> The request
Please state how many lines of the listing below contain the string "Call", matching case exactly. Give only the number.

> Data listing
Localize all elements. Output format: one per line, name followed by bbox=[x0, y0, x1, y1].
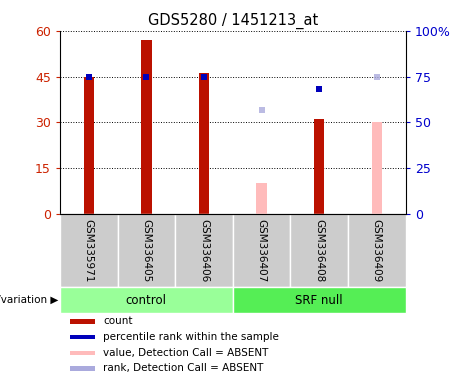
Bar bbox=[60, 214, 118, 287]
Text: GSM336407: GSM336407 bbox=[257, 219, 266, 282]
Bar bbox=[233, 214, 290, 287]
Bar bbox=[118, 214, 175, 287]
Title: GDS5280 / 1451213_at: GDS5280 / 1451213_at bbox=[148, 13, 318, 29]
Text: control: control bbox=[126, 294, 167, 307]
Bar bbox=[175, 214, 233, 287]
Bar bbox=[314, 119, 325, 214]
Text: percentile rank within the sample: percentile rank within the sample bbox=[103, 332, 279, 342]
Text: rank, Detection Call = ABSENT: rank, Detection Call = ABSENT bbox=[103, 364, 264, 374]
Bar bbox=[372, 122, 382, 214]
Bar bbox=[199, 73, 209, 214]
Text: count: count bbox=[103, 316, 133, 326]
Bar bbox=[70, 351, 95, 355]
Text: SRF null: SRF null bbox=[296, 294, 343, 307]
Bar bbox=[290, 214, 348, 287]
Bar bbox=[83, 76, 94, 214]
Text: GSM336406: GSM336406 bbox=[199, 219, 209, 282]
Bar bbox=[233, 287, 406, 313]
Text: value, Detection Call = ABSENT: value, Detection Call = ABSENT bbox=[103, 348, 268, 358]
Text: GSM336405: GSM336405 bbox=[142, 219, 151, 282]
Bar bbox=[348, 214, 406, 287]
Text: GSM336408: GSM336408 bbox=[314, 219, 324, 282]
Text: GSM336409: GSM336409 bbox=[372, 219, 382, 282]
Bar bbox=[141, 40, 152, 214]
Bar bbox=[70, 366, 95, 371]
Bar bbox=[60, 287, 233, 313]
Text: genotype/variation ▶: genotype/variation ▶ bbox=[0, 295, 59, 305]
Bar bbox=[70, 335, 95, 339]
Bar bbox=[256, 184, 267, 214]
Bar bbox=[70, 319, 95, 324]
Text: GSM335971: GSM335971 bbox=[84, 219, 94, 282]
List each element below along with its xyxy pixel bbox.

> Solution to the problem
2